[Stored data entries]

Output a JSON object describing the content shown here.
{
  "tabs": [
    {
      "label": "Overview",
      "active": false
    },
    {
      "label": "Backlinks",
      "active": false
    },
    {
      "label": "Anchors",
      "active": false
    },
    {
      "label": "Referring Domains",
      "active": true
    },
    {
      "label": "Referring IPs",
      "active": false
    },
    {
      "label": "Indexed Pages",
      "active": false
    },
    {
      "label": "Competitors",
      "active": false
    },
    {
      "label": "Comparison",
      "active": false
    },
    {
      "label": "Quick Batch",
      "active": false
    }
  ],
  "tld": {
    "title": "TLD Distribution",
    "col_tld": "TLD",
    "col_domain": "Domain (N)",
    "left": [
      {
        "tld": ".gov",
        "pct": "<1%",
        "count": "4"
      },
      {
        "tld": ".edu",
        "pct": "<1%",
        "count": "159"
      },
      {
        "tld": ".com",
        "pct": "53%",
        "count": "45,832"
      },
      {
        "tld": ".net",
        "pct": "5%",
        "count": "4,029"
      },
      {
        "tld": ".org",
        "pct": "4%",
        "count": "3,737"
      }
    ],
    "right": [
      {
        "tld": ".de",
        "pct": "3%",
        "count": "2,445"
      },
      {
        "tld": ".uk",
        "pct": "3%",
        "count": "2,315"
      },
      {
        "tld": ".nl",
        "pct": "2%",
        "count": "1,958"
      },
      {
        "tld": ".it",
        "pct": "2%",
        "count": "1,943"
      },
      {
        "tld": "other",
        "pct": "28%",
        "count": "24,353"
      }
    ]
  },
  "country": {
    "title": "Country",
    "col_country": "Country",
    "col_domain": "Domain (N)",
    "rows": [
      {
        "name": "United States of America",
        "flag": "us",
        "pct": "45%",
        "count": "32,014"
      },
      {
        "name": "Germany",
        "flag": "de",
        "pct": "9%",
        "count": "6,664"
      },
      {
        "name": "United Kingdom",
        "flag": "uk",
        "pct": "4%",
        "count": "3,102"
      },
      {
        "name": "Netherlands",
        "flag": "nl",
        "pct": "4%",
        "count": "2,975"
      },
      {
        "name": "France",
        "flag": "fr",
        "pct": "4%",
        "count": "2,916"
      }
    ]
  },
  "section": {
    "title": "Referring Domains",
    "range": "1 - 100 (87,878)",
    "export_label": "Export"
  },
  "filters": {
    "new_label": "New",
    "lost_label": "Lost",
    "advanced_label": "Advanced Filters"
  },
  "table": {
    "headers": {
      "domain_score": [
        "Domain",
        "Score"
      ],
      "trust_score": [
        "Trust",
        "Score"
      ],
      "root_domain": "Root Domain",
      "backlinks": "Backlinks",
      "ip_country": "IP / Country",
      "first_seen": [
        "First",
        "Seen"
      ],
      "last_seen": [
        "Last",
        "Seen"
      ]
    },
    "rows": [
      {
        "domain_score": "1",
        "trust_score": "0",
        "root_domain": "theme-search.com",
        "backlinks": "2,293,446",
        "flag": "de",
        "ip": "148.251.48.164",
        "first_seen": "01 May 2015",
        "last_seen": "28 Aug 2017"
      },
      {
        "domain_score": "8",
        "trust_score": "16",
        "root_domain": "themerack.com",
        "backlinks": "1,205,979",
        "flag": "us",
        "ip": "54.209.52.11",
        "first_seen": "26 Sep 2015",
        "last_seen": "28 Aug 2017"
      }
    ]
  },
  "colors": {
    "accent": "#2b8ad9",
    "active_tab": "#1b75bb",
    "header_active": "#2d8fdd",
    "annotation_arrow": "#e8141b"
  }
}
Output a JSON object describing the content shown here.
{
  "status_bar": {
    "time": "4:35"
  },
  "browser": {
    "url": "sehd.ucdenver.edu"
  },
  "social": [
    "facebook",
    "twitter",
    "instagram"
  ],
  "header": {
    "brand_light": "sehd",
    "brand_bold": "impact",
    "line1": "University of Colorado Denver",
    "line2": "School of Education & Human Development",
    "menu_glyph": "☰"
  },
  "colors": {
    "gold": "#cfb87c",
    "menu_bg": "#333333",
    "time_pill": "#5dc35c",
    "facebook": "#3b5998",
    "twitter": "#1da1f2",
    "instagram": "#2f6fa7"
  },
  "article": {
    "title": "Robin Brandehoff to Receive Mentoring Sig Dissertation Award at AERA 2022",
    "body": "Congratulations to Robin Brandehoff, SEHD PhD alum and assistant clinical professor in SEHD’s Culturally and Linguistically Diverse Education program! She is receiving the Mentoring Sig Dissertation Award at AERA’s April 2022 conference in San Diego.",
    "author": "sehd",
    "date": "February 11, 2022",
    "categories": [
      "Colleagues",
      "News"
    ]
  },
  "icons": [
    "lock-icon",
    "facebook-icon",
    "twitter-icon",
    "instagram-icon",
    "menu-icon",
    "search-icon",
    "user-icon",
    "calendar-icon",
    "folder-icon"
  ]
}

- _WHAT TO PRODUCE_
Once more, set down the full listing, verbatim.

- _EXPECTED OUTPUT_
Output a JSON object describing the content shown here.
{
  "tabs": [
    {
      "label": "Overview",
      "active": false
    },
    {
      "label": "Backlinks",
      "active": false
    },
    {
      "label": "Anchors",
      "active": false
    },
    {
      "label": "Referring Domains",
      "active": true
    },
    {
      "label": "Referring IPs",
      "active": false
    },
    {
      "label": "Indexed Pages",
      "active": false
    },
    {
      "label": "Competitors",
      "active": false
    },
    {
      "label": "Comparison",
      "active": false
    },
    {
      "label": "Quick Batch",
      "active": false
    }
  ],
  "tld": {
    "title": "TLD Distribution",
    "col_tld": "TLD",
    "col_domain": "Domain (N)",
    "left": [
      {
        "tld": ".gov",
        "pct": "<1%",
        "count": "4"
      },
      {
        "tld": ".edu",
        "pct": "<1%",
        "count": "159"
      },
      {
        "tld": ".com",
        "pct": "53%",
        "count": "45,832"
      },
      {
        "tld": ".net",
        "pct": "5%",
        "count": "4,029"
      },
      {
        "tld": ".org",
        "pct": "4%",
        "count": "3,737"
      }
    ],
    "right": [
      {
        "tld": ".de",
        "pct": "3%",
        "count": "2,445"
      },
      {
        "tld": ".uk",
        "pct": "3%",
        "count": "2,315"
      },
      {
        "tld": ".nl",
        "pct": "2%",
        "count": "1,958"
      },
      {
        "tld": ".it",
        "pct": "2%",
        "count": "1,943"
      },
      {
        "tld": "other",
        "pct": "28%",
        "count": "24,353"
      }
    ]
  },
  "country": {
    "title": "Country",
    "col_country": "Country",
    "col_domain": "Domain (N)",
    "rows": [
      {
        "name": "United States of America",
        "flag": "us",
        "pct": "45%",
        "count": "32,014"
      },
      {
        "name": "Germany",
        "flag": "de",
        "pct": "9%",
        "count": "6,664"
      },
      {
        "name": "United Kingdom",
        "flag": "uk",
        "pct": "4%",
        "count": "3,102"
      },
      {
        "name": "Netherlands",
        "flag": "nl",
        "pct": "4%",
        "count": "2,975"
      },
      {
        "name": "France",
        "flag": "fr",
        "pct": "4%",
        "count": "2,916"
      }
    ]
  },
  "section": {
    "title": "Referring Domains",
    "range": "1 - 100 (87,878)",
    "export_label": "Export"
  },
  "filters": {
    "new_label": "New",
    "lost_label": "Lost",
    "advanced_label": "Advanced Filters"
  },
  "table": {
    "headers": {
      "domain_score": [
        "Domain",
        "Score"
      ],
      "trust_score": [
        "Trust",
        "Score"
      ],
      "root_domain": "Root Domain",
      "backlinks": "Backlinks",
      "ip_country": "IP / Country",
      "first_seen": [
        "First",
        "Seen"
      ],
      "last_seen": [
        "Last",
        "Seen"
      ]
    },
    "rows": [
      {
        "domain_score": "1",
        "trust_score": "0",
        "root_domain": "theme-search.com",
        "backlinks": "2,293,446",
        "flag": "de",
        "ip": "148.251.48.164",
        "first_seen": "01 May 2015",
        "last_seen": "28 Aug 2017"
      },
      {
        "domain_score": "8",
        "trust_score": "16",
        "root_domain": "themerack.com",
        "backlinks": "1,205,979",
        "flag": "us",
        "ip": "54.209.52.11",
        "first_seen": "26 Sep 2015",
        "last_seen": "28 Aug 2017"
      }
    ]
  },
  "colors": {
    "accent": "#2b8ad9",
    "active_tab": "#1b75bb",
    "header_active": "#2d8fdd",
    "annotation_arrow": "#e8141b"
  }
}
Output a JSON object describing the content shown here.
{
  "status_bar": {
    "time": "4:35"
  },
  "browser": {
    "url": "sehd.ucdenver.edu"
  },
  "social": [
    "facebook",
    "twitter",
    "instagram"
  ],
  "header": {
    "brand_light": "sehd",
    "brand_bold": "impact",
    "line1": "University of Colorado Denver",
    "line2": "School of Education & Human Development",
    "menu_glyph": "☰"
  },
  "colors": {
    "gold": "#cfb87c",
    "menu_bg": "#333333",
    "time_pill": "#5dc35c",
    "facebook": "#3b5998",
    "twitter": "#1da1f2",
    "instagram": "#2f6fa7"
  },
  "article": {
    "title": "Robin Brandehoff to Receive Mentoring Sig Dissertation Award at AERA 2022",
    "body": "Congratulations to Robin Brandehoff, SEHD PhD alum and assistant clinical professor in SEHD’s Culturally and Linguistically Diverse Education program! She is receiving the Mentoring Sig Dissertation Award at AERA’s April 2022 conference in San Diego.",
    "author": "sehd",
    "date": "February 11, 2022",
    "categories": [
      "Colleagues",
      "News"
    ]
  },
  "icons": [
    "lock-icon",
    "facebook-icon",
    "twitter-icon",
    "instagram-icon",
    "menu-icon",
    "search-icon",
    "user-icon",
    "calendar-icon",
    "folder-icon"
  ]
}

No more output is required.